----- Raw records -----
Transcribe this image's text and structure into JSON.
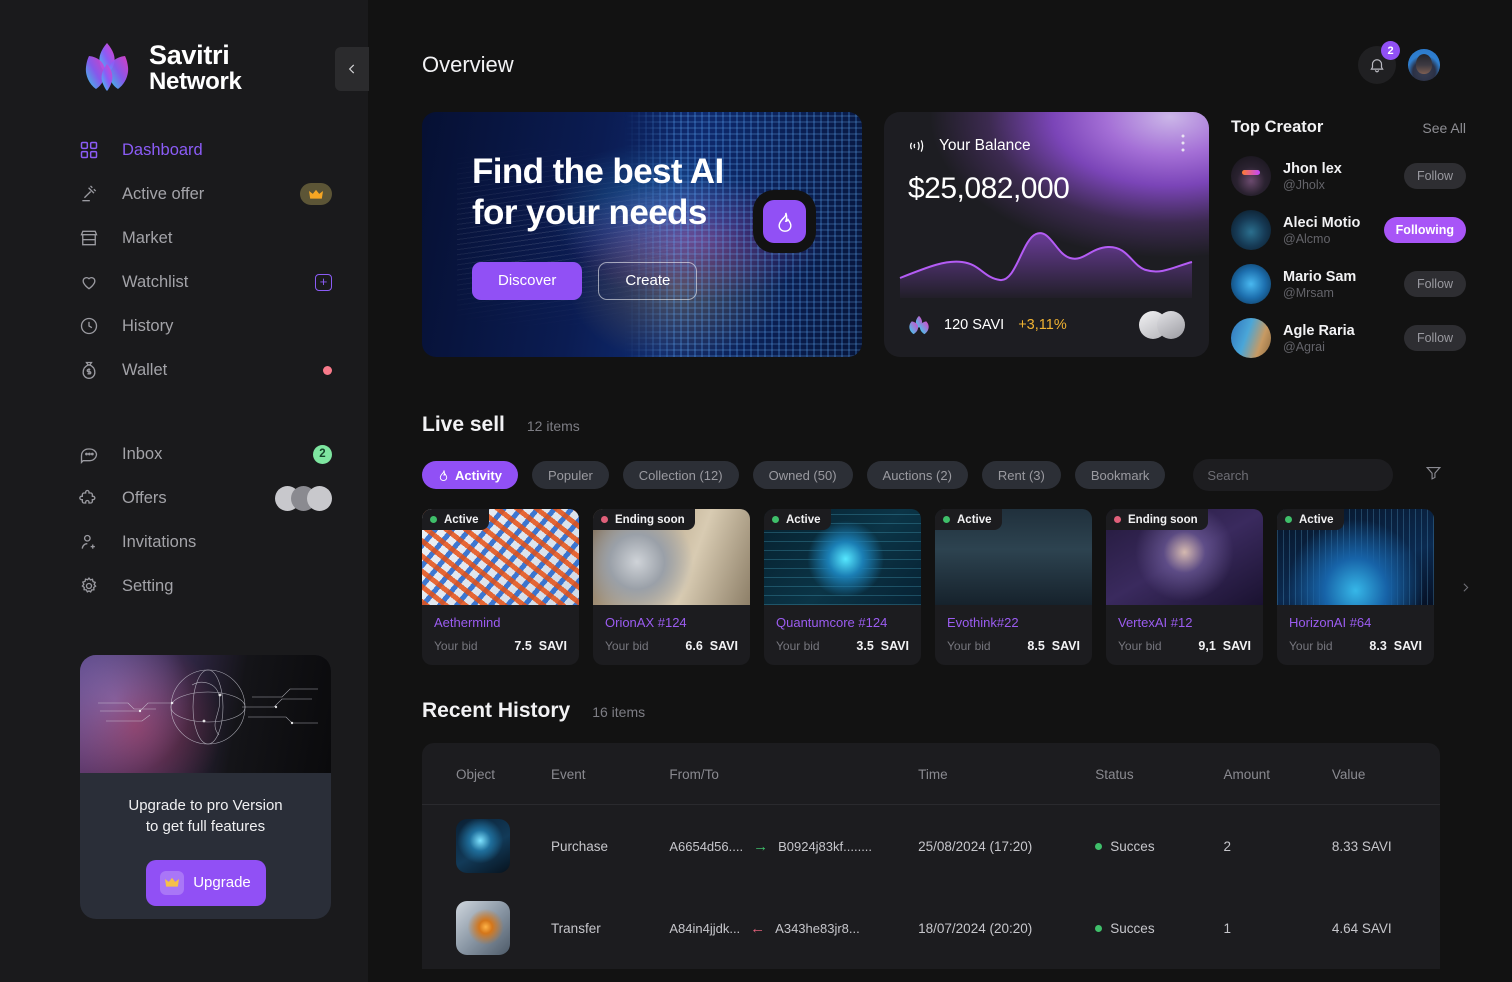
{
  "brand": {
    "name_line1": "Savitri",
    "name_line2": "Network",
    "accent": "#9150f5"
  },
  "sidebar": {
    "collapse_icon": "chevron-left-icon",
    "nav": [
      {
        "label": "Dashboard",
        "icon": "grid-icon",
        "active": true,
        "badge": null
      },
      {
        "label": "Active offer",
        "icon": "gavel-icon",
        "active": false,
        "badge": "crown"
      },
      {
        "label": "Market",
        "icon": "store-icon",
        "active": false,
        "badge": null
      },
      {
        "label": "Watchlist",
        "icon": "heart-icon",
        "active": false,
        "badge": "plus"
      },
      {
        "label": "History",
        "icon": "clock-icon",
        "active": false,
        "badge": null
      },
      {
        "label": "Wallet",
        "icon": "money-bag-icon",
        "active": false,
        "badge": "dot"
      }
    ],
    "nav2": [
      {
        "label": "Inbox",
        "icon": "chat-icon",
        "badge": "2"
      },
      {
        "label": "Offers",
        "icon": "puzzle-icon",
        "badge": "avatars"
      },
      {
        "label": "Invitations",
        "icon": "user-plus-icon",
        "badge": null
      },
      {
        "label": "Setting",
        "icon": "gear-icon",
        "badge": null
      }
    ],
    "upgrade": {
      "text_line1": "Upgrade to pro Version",
      "text_line2": "to get full features",
      "button_label": "Upgrade",
      "button_icon": "crown-icon"
    }
  },
  "header": {
    "title": "Overview",
    "notification_count": "2",
    "bell_icon": "bell-icon",
    "avatar": "user-avatar"
  },
  "hero": {
    "title_line1": "Find the best AI",
    "title_line2": "for your needs",
    "primary_button": "Discover",
    "secondary_button": "Create",
    "fab_icon": "flame-icon"
  },
  "balance": {
    "label": "Your Balance",
    "icon": "broadcast-icon",
    "menu_icon": "more-vertical-icon",
    "amount": "$25,082,000",
    "token": "120 SAVI",
    "change": "+3,11%",
    "change_color": "#f0b232",
    "token_icon": "savitri-token-icon"
  },
  "creators": {
    "title": "Top Creator",
    "see_all": "See All",
    "list": [
      {
        "name": "Jhon lex",
        "handle": "@Jholx",
        "action": "Follow",
        "following": false
      },
      {
        "name": "Aleci Motio",
        "handle": "@Alcmo",
        "action": "Following",
        "following": true
      },
      {
        "name": "Mario Sam",
        "handle": "@Mrsam",
        "action": "Follow",
        "following": false
      },
      {
        "name": "Agle Raria",
        "handle": "@Agrai",
        "action": "Follow",
        "following": false
      }
    ]
  },
  "live_sell": {
    "title": "Live sell",
    "count": "12 items",
    "chips": [
      {
        "label": "Activity",
        "active": true,
        "icon": "flame-icon"
      },
      {
        "label": "Populer",
        "active": false
      },
      {
        "label": "Collection (12)",
        "active": false
      },
      {
        "label": "Owned (50)",
        "active": false
      },
      {
        "label": "Auctions (2)",
        "active": false
      },
      {
        "label": "Rent   (3)",
        "active": false
      },
      {
        "label": "Bookmark",
        "active": false
      }
    ],
    "search_placeholder": "Search",
    "search_value": "",
    "search_icon": "search-icon",
    "filter_icon": "funnel-icon",
    "next_icon": "chevron-right-icon",
    "bid_label": "Your bid",
    "cards": [
      {
        "status": "Active",
        "status_color": "#3fbf6a",
        "name": "Aethermind",
        "bid": "7.5",
        "unit": "SAVI",
        "art": "art1"
      },
      {
        "status": "Ending soon",
        "status_color": "#e0607a",
        "name": "OrionAX #124",
        "bid": "6.6",
        "unit": "SAVI",
        "art": "art2"
      },
      {
        "status": "Active",
        "status_color": "#3fbf6a",
        "name": "Quantumcore #124",
        "bid": "3.5",
        "unit": "SAVI",
        "art": "art3"
      },
      {
        "status": "Active",
        "status_color": "#3fbf6a",
        "name": "Evothink#22",
        "bid": "8.5",
        "unit": "SAVI",
        "art": "art4"
      },
      {
        "status": "Ending soon",
        "status_color": "#e0607a",
        "name": "VertexAI #12",
        "bid": "9,1",
        "unit": "SAVI",
        "art": "art5"
      },
      {
        "status": "Active",
        "status_color": "#3fbf6a",
        "name": "HorizonAI #64",
        "bid": "8.3",
        "unit": "SAVI",
        "art": "art6"
      }
    ]
  },
  "history": {
    "title": "Recent History",
    "count": "16 items",
    "columns": [
      "Object",
      "Event",
      "From/To",
      "Time",
      "Status",
      "Amount",
      "Value"
    ],
    "rows": [
      {
        "event": "Purchase",
        "from": "A6654d56....",
        "direction": "right",
        "to": "B0924j83kf........",
        "time": "25/08/2024 (17:20)",
        "status": "Succes",
        "amount": "2",
        "value": "8.33 SAVI",
        "thumb": "th1"
      },
      {
        "event": "Transfer",
        "from": "A84in4jjdk...",
        "direction": "left",
        "to": "A343he83jr8...",
        "time": "18/07/2024 (20:20)",
        "status": "Succes",
        "amount": "1",
        "value": "4.64 SAVI",
        "thumb": "th2"
      }
    ]
  }
}
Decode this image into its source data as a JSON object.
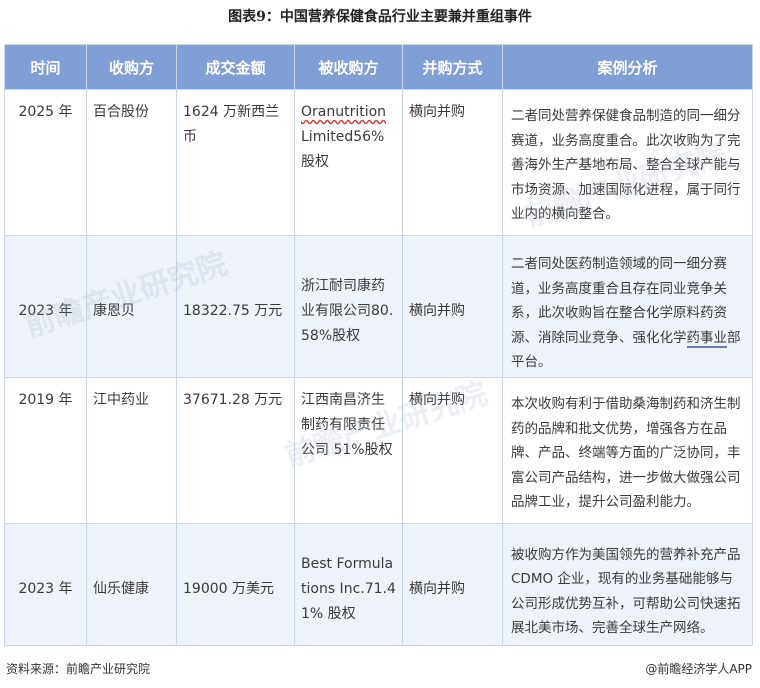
-----
What the task requires
Write out the records above exactly as they stand, leaving out every picture.

Solution to this problem
Transcribe this image's text and structure into JSON.
{
  "brand": {
    "name_line1": "Savitri",
    "name_line2": "Network",
    "accent": "#9150f5"
  },
  "sidebar": {
    "collapse_icon": "chevron-left-icon",
    "nav": [
      {
        "label": "Dashboard",
        "icon": "grid-icon",
        "active": true,
        "badge": null
      },
      {
        "label": "Active offer",
        "icon": "gavel-icon",
        "active": false,
        "badge": "crown"
      },
      {
        "label": "Market",
        "icon": "store-icon",
        "active": false,
        "badge": null
      },
      {
        "label": "Watchlist",
        "icon": "heart-icon",
        "active": false,
        "badge": "plus"
      },
      {
        "label": "History",
        "icon": "clock-icon",
        "active": false,
        "badge": null
      },
      {
        "label": "Wallet",
        "icon": "money-bag-icon",
        "active": false,
        "badge": "dot"
      }
    ],
    "nav2": [
      {
        "label": "Inbox",
        "icon": "chat-icon",
        "badge": "2"
      },
      {
        "label": "Offers",
        "icon": "puzzle-icon",
        "badge": "avatars"
      },
      {
        "label": "Invitations",
        "icon": "user-plus-icon",
        "badge": null
      },
      {
        "label": "Setting",
        "icon": "gear-icon",
        "badge": null
      }
    ],
    "upgrade": {
      "text_line1": "Upgrade to pro Version",
      "text_line2": "to get full features",
      "button_label": "Upgrade",
      "button_icon": "crown-icon"
    }
  },
  "header": {
    "title": "Overview",
    "notification_count": "2",
    "bell_icon": "bell-icon",
    "avatar": "user-avatar"
  },
  "hero": {
    "title_line1": "Find the best AI",
    "title_line2": "for your needs",
    "primary_button": "Discover",
    "secondary_button": "Create",
    "fab_icon": "flame-icon"
  },
  "balance": {
    "label": "Your Balance",
    "icon": "broadcast-icon",
    "menu_icon": "more-vertical-icon",
    "amount": "$25,082,000",
    "token": "120 SAVI",
    "change": "+3,11%",
    "change_color": "#f0b232",
    "token_icon": "savitri-token-icon"
  },
  "creators": {
    "title": "Top Creator",
    "see_all": "See All",
    "list": [
      {
        "name": "Jhon lex",
        "handle": "@Jholx",
        "action": "Follow",
        "following": false
      },
      {
        "name": "Aleci Motio",
        "handle": "@Alcmo",
        "action": "Following",
        "following": true
      },
      {
        "name": "Mario Sam",
        "handle": "@Mrsam",
        "action": "Follow",
        "following": false
      },
      {
        "name": "Agle Raria",
        "handle": "@Agrai",
        "action": "Follow",
        "following": false
      }
    ]
  },
  "live_sell": {
    "title": "Live sell",
    "count": "12 items",
    "chips": [
      {
        "label": "Activity",
        "active": true,
        "icon": "flame-icon"
      },
      {
        "label": "Populer",
        "active": false
      },
      {
        "label": "Collection (12)",
        "active": false
      },
      {
        "label": "Owned (50)",
        "active": false
      },
      {
        "label": "Auctions (2)",
        "active": false
      },
      {
        "label": "Rent   (3)",
        "active": false
      },
      {
        "label": "Bookmark",
        "active": false
      }
    ],
    "search_placeholder": "Search",
    "search_value": "",
    "search_icon": "search-icon",
    "filter_icon": "funnel-icon",
    "next_icon": "chevron-right-icon",
    "bid_label": "Your bid",
    "cards": [
      {
        "status": "Active",
        "status_color": "#3fbf6a",
        "name": "Aethermind",
        "bid": "7.5",
        "unit": "SAVI",
        "art": "art1"
      },
      {
        "status": "Ending soon",
        "status_color": "#e0607a",
        "name": "OrionAX #124",
        "bid": "6.6",
        "unit": "SAVI",
        "art": "art2"
      },
      {
        "status": "Active",
        "status_color": "#3fbf6a",
        "name": "Quantumcore #124",
        "bid": "3.5",
        "unit": "SAVI",
        "art": "art3"
      },
      {
        "status": "Active",
        "status_color": "#3fbf6a",
        "name": "Evothink#22",
        "bid": "8.5",
        "unit": "SAVI",
        "art": "art4"
      },
      {
        "status": "Ending soon",
        "status_color": "#e0607a",
        "name": "VertexAI #12",
        "bid": "9,1",
        "unit": "SAVI",
        "art": "art5"
      },
      {
        "status": "Active",
        "status_color": "#3fbf6a",
        "name": "HorizonAI #64",
        "bid": "8.3",
        "unit": "SAVI",
        "art": "art6"
      }
    ]
  },
  "history": {
    "title": "Recent History",
    "count": "16 items",
    "columns": [
      "Object",
      "Event",
      "From/To",
      "Time",
      "Status",
      "Amount",
      "Value"
    ],
    "rows": [
      {
        "event": "Purchase",
        "from": "A6654d56....",
        "direction": "right",
        "to": "B0924j83kf........",
        "time": "25/08/2024 (17:20)",
        "status": "Succes",
        "amount": "2",
        "value": "8.33 SAVI",
        "thumb": "th1"
      },
      {
        "event": "Transfer",
        "from": "A84in4jjdk...",
        "direction": "left",
        "to": "A343he83jr8...",
        "time": "18/07/2024 (20:20)",
        "status": "Succes",
        "amount": "1",
        "value": "4.64 SAVI",
        "thumb": "th2"
      }
    ]
  }
}
Decode this image into its source data as a JSON object.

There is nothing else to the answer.